Here we report on the ferroelectric properties of NaMnF3 films grown directly on SrTiO3 substrates by piezoresponse force microscopy (PFM). A preferred polarization pointing out of the plane was found in the as-grown state. Repeatable ferroelectric switching by biased scanning probe was observed at room temperature. An interesting 180° out-of-plane polarization flip by the application of an in-plane electric field was discovered as well. The PFM results are consistent with the weak ferroelectricity revealed by DFT calculations. At low temperatures, we also discovered a tunable zero-bias photocurrent that was attributed to the persistent polarizations in NaMnF3. The collection of experiments not only provides evidences of room temperature ferroelectricity, but also suggests the significant impacts of the electric boundary conditions and strain on the ferroelectric states.

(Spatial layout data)
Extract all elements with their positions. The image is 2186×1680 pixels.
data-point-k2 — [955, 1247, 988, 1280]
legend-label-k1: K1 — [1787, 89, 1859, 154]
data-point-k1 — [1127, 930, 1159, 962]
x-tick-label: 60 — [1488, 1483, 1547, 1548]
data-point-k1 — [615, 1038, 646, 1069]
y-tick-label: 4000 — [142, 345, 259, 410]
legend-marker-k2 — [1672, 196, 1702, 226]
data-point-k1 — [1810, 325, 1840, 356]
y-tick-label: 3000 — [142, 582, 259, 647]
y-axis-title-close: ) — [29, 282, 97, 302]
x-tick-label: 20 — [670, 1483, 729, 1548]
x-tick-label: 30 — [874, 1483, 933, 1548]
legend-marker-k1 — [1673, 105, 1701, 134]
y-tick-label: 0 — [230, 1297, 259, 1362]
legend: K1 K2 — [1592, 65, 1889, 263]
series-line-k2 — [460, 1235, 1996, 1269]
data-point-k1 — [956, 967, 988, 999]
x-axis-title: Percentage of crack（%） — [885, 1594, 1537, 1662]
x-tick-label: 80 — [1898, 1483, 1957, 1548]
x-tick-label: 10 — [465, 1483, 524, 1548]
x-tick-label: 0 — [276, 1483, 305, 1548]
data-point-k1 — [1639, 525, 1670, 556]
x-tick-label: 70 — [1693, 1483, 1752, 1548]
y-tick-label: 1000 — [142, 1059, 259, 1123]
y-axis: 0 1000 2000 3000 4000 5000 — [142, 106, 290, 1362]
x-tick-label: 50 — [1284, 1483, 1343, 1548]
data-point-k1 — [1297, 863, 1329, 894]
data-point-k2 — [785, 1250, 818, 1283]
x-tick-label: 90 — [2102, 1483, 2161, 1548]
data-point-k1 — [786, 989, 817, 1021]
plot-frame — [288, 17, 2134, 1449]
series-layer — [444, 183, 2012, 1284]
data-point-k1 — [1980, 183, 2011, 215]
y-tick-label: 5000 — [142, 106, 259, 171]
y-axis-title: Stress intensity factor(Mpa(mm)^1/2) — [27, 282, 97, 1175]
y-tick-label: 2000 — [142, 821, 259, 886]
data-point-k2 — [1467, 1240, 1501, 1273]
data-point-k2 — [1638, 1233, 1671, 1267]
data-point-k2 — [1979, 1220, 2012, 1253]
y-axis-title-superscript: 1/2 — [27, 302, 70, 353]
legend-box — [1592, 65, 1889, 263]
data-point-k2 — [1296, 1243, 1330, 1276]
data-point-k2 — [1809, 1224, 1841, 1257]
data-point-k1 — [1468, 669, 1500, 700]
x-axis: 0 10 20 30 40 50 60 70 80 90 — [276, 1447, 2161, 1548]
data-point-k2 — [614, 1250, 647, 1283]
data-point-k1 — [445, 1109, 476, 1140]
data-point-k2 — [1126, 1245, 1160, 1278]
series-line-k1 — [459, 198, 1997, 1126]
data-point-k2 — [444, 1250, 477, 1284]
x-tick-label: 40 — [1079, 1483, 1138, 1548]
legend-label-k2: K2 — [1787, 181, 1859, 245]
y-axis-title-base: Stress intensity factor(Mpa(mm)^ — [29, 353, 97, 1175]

# Short problem 1
From the passage on NaMnF3 films, reproduce the part that opens with the words containing "Here we report" and closes with "the ferroelectric states.".
# Short problem 2
According to the passage on NaMnF3 films, what substrates were the films grown directly on?

# Reply 1
Here we report on the ferroelectric properties of NaMnF3 films grown directly on SrTiO3 substrates by piezoresponse force microscopy (PFM). A preferred polarization pointing out of the plane was found in the as-grown state. Repeatable ferroelectric switching by biased scanning probe was observed at room temperature. An interesting 180° out-of-plane polarization flip by the application of an in-plane electric field was discovered as well. The PFM results are consistent with the weak ferroelectricity revealed by DFT calculations. At low temperatures, we also discovered a tunable zero-bias photocurrent that was attributed to the persistent polarizations in NaMnF3. The collection of experiments not only provides evidences of room temperature ferroelectricity, but also suggests the significant impacts of the electric boundary conditions and strain on the ferroelectric states.

# Reply 2
SrTiO3 substrates.